*本文*:
━━━━━━━━━━━━━━━━━━━━

そしてこの350Whのものを最大4台まで連結ことができ、そのときはエネルギー1400Whと、とんでもないバッテリーとなるわけですから恐れ入ります。
複数を連結して使う場合は、上部のハンドル部がちょうどボトム部にハマる構造なので、上に上にと重ねて置くことができますが

さすがに4台上に載せるのはやめたほうがいいでしょう。 1つが11.7kgと非常に重いので、それこそ地震で倒れてきてケガをししたり何かを壊したりしかねません。



(一般的なサイズのディープサイクル蓄電池(写真のはG&Yu SMF31MS-850)と比較すると大きさも重さも半分くらいです。)


またディープサイクル型蓄電池が抱えるやっかいな性格として、放電しっぱなしにしておくと寿命を全うできないという問題があります。
寿命を全うさせるには、放電したらすぐに充電し、常に満充電の状態を保つのが望ましいとされています。

━━━━━━━━━━━━━━━━━━━━

*課題と練習*:
1 > 本文は、連結した機器を4台も上に重ねて置くのはやめたほうがよいとしている。その理由を本文に沿って説明せよ。
2 > 本文によると、350Whのものを最大の4台まで連結したときのエネルギーは何Whか。

*提供情報*:
━━━━━━━━━━━━━━━━━━━━

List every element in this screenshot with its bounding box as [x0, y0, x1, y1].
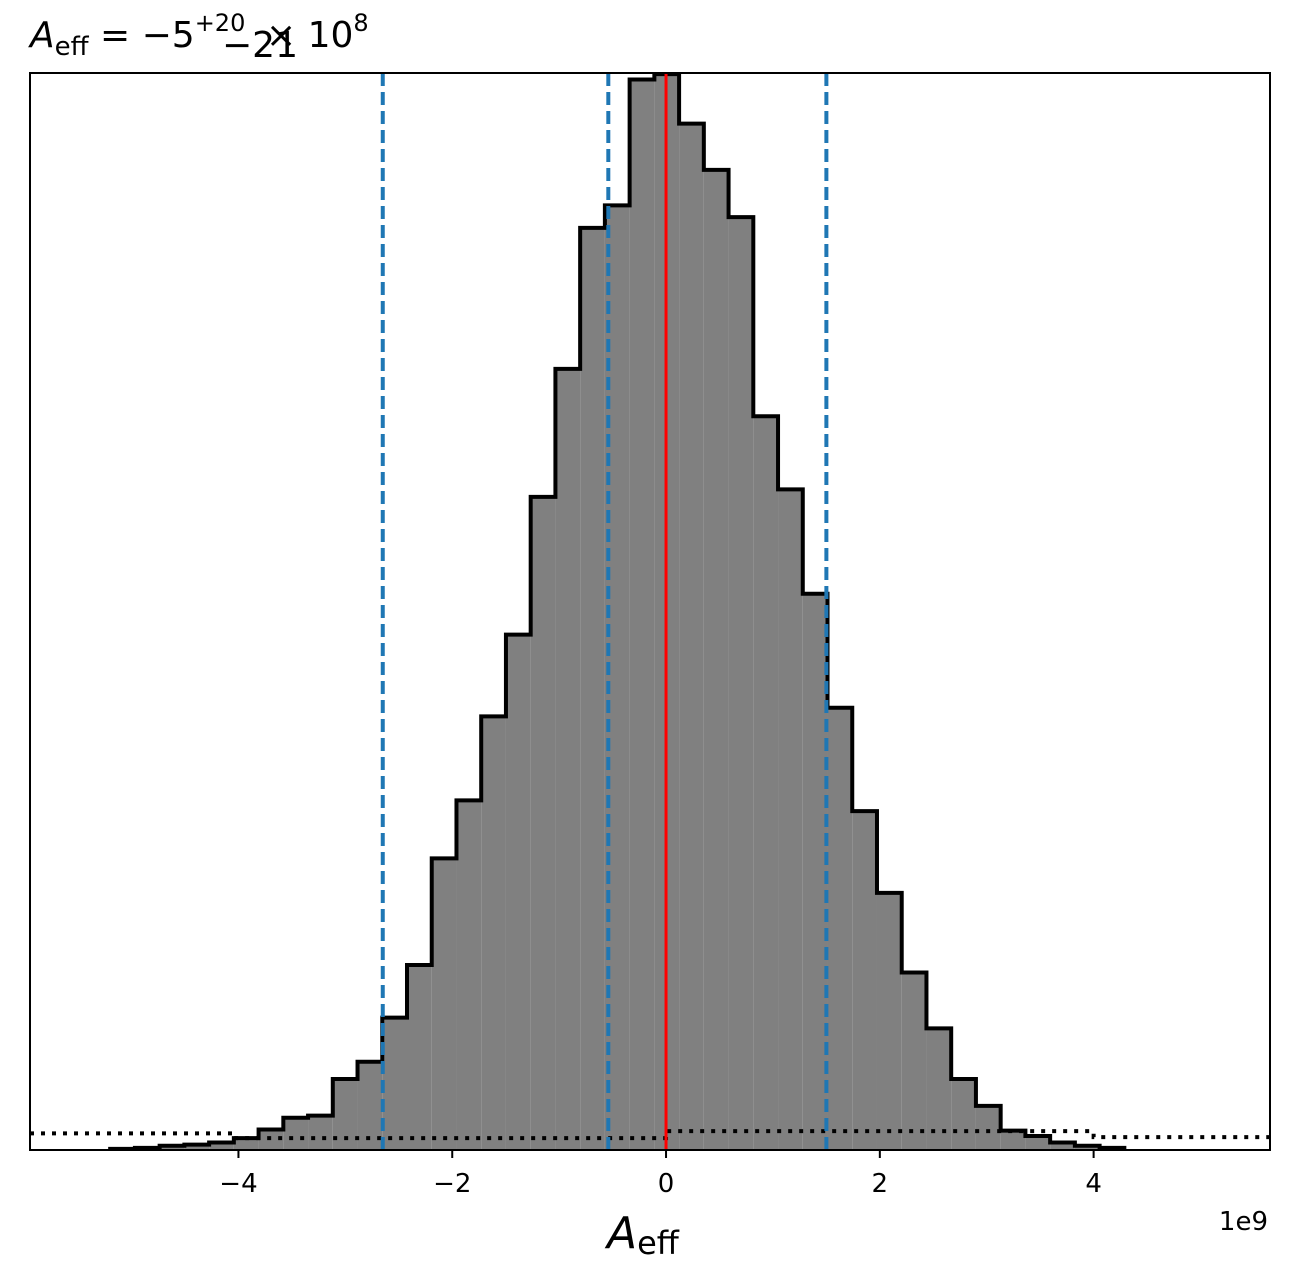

━━━━━━━━━━━━━━━━━━━━

*解答*:
1 > 1台が11.7kgと非常に重いためである。重ねた機器が地震で倒れてくると、ケガをしたり何かを壊したりしかねない。

2 > 1400Whである。